Gather the lines from the material that contain "自主架构设计".

* begin Exercise materials *

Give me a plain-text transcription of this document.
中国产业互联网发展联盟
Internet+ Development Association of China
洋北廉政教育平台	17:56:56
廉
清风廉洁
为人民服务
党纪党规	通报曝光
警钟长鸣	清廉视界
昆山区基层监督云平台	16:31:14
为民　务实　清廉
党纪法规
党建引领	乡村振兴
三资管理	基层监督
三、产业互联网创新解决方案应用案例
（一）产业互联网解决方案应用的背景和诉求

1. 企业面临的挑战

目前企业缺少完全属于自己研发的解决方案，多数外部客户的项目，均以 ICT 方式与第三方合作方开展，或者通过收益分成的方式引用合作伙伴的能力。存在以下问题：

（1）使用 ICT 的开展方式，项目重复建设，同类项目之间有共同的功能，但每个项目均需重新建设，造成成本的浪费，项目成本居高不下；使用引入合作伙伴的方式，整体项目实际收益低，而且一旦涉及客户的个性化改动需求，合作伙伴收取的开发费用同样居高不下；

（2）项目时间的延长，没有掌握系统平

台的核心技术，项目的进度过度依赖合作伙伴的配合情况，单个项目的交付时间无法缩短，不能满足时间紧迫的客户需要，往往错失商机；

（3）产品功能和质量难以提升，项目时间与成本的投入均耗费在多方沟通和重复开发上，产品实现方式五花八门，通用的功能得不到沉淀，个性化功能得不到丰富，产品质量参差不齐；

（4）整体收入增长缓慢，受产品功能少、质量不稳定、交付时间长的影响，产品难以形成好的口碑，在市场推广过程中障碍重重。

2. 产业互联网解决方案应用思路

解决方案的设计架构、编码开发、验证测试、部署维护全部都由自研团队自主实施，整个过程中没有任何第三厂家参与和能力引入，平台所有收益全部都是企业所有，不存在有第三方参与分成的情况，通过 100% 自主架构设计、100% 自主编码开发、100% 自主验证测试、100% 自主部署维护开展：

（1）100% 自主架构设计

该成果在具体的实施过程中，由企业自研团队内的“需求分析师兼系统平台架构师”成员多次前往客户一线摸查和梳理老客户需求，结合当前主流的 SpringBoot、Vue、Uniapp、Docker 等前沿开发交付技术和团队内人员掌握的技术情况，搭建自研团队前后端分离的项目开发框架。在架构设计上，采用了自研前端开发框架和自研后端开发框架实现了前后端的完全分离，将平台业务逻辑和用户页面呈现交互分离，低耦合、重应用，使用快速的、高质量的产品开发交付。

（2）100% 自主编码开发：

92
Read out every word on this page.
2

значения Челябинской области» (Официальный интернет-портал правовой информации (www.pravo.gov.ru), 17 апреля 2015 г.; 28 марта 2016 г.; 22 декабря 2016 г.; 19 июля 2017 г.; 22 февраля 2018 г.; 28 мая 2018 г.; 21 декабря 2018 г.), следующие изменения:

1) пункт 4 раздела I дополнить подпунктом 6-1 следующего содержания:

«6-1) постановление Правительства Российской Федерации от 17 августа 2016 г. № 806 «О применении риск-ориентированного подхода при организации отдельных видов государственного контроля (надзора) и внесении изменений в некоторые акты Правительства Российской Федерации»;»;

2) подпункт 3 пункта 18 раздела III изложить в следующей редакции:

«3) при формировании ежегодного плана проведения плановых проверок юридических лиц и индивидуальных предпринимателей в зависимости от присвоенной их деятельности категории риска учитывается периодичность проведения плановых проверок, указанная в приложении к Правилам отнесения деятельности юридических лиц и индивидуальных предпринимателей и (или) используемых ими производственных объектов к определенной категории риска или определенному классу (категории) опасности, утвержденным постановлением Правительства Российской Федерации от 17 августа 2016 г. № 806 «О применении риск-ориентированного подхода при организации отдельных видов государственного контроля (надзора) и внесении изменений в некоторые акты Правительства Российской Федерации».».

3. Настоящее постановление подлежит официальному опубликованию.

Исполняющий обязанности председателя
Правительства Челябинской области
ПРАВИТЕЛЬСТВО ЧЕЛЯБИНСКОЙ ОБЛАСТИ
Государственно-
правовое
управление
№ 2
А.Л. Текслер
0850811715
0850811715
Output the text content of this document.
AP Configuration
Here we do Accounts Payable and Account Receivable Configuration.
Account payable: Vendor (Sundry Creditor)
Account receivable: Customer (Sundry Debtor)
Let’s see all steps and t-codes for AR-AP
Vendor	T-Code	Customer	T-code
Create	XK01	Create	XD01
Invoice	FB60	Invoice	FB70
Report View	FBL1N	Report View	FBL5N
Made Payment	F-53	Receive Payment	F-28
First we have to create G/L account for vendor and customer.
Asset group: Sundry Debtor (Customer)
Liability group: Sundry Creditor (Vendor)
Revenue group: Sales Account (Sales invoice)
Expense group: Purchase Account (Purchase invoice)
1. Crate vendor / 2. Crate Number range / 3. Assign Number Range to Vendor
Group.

* end Exercise materials *

> _The answer_:
解决方案的设计架构、编码开发、验证测试、部署维护全部都由自研团队自主实施，整个过程中没有任何第三厂家参与和能力引入，平台所有收益全部都是企业所有，不存在有第三方参与分成的情况，通过 100% 自主架构设计、100% 自主编码开发、100% 自主验证测试、100% 自主部署维护开展：
（1）100% 自主架构设计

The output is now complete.